▶ [What you need to do]: Copy each line of the records that contains the word "ngµy".
--------------------------------
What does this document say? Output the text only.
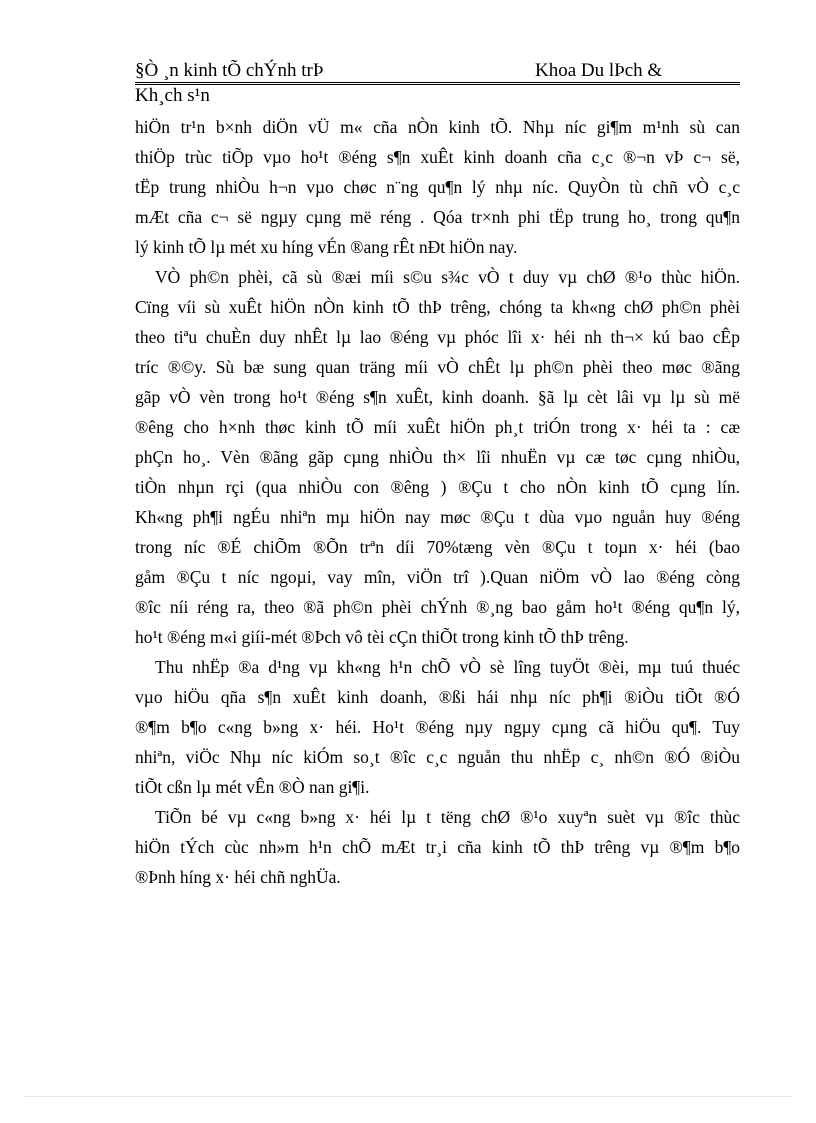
§Ò ¸n kinh tÕ chÝnh trÞ	Khoa Du lÞch &
Kh¸ch s¹n
hiÖn tr¹n b×nh diÖn vÜ m« cña nÒn kinh tÕ. Nhµ níc gi¶m m¹nh sù can
thiÖp trùc tiÕp vµo ho¹t ®éng s¶n xuÊt kinh doanh cña c¸c ®¬n vÞ c¬ së,
tËp trung nhiÒu h¬n vµo chøc n¨ng qu¶n lý nhµ níc. QuyÒn tù chñ vÒ c¸c
mÆt cña c¬ së ngµy cµng më réng . Qóa tr×nh phi tËp trung ho¸ trong qu¶n
lý kinh tÕ lµ mét xu híng vÉn ®ang rÊt nÐt hiÖn nay.
VÒ ph©n phèi, cã sù ®æi míi s©u s¾c vÒ t duy vµ chØ ®¹o thùc hiÖn.
Cïng víi sù xuÊt hiÖn nÒn kinh tÕ thÞ trêng, chóng ta kh«ng chØ ph©n phèi
theo tiªu chuÈn duy nhÊt lµ lao ®éng vµ phóc lîi x· héi nh th¬× kú bao cÊp
tríc ®©y. Sù bæ sung quan träng míi vÒ chÊt lµ ph©n phèi theo møc ®ãng
gãp vÒ vèn trong ho¹t ®éng s¶n xuÊt, kinh doanh. §ã lµ cèt lâi vµ lµ sù më
®êng cho h×nh thøc kinh tÕ míi xuÊt hiÖn ph¸t triÓn trong x· héi ta : cæ
phÇn ho¸. Vèn ®ãng gãp cµng nhiÒu th× lîi nhuËn vµ cæ tøc cµng nhiÒu,
tiÒn nhµn rçi (qua nhiÒu con ®êng ) ®Çu t cho nÒn kinh tÕ cµng lín.
Kh«ng ph¶i ngÉu nhiªn mµ hiÖn nay møc ®Çu t dùa vµo nguån huy ®éng
trong níc ®É chiÕm ®Õn trªn díi 70%tæng vèn ®Çu t toµn x· héi (bao
gåm ®Çu t níc ngoµi, vay mîn, viÖn trî ).Quan niÖm vÒ lao ®éng còng
®îc níi réng ra, theo ®ã ph©n phèi chÝnh ®¸ng bao gåm ho¹t ®éng qu¶n lý,
ho¹t ®éng m«i giíi-mét ®Þch vô tèi cÇn thiÕt trong kinh tÕ thÞ trêng.
Thu nhËp ®a d¹ng vµ kh«ng h¹n chÕ vÒ sè lîng tuyÖt ®èi, mµ tuú thuéc
vµo hiÖu qña s¶n xuÊt kinh doanh, ®ßi hái nhµ níc ph¶i ®iÒu tiÕt ®Ó
®¶m b¶o c«ng b»ng x· héi. Ho¹t ®éng nµy ngµy cµng cã hiÖu qu¶. Tuy
nhiªn, viÖc Nhµ níc kiÓm so¸t ®îc c¸c nguån thu nhËp c¸ nh©n ®Ó ®iÒu
tiÕt cßn lµ mét vÊn ®Ò nan gi¶i.
TiÕn bé vµ c«ng b»ng x· héi lµ t tëng chØ ®¹o xuyªn suèt vµ ®îc thùc
hiÖn tÝch cùc nh»m h¹n chÕ mÆt tr¸i cña kinh tÕ thÞ trêng vµ ®¶m b¶o
®Þnh híng x· héi chñ nghÜa.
--------------------------------
▶ [Finished answer]:
mÆt cña c¬ së ngµy cµng më réng . Qóa tr×nh phi tËp trung ho¸ trong qu¶n
®¶m b¶o c«ng b»ng x· héi. Ho¹t ®éng nµy ngµy cµng cã hiÖu qu¶. Tuy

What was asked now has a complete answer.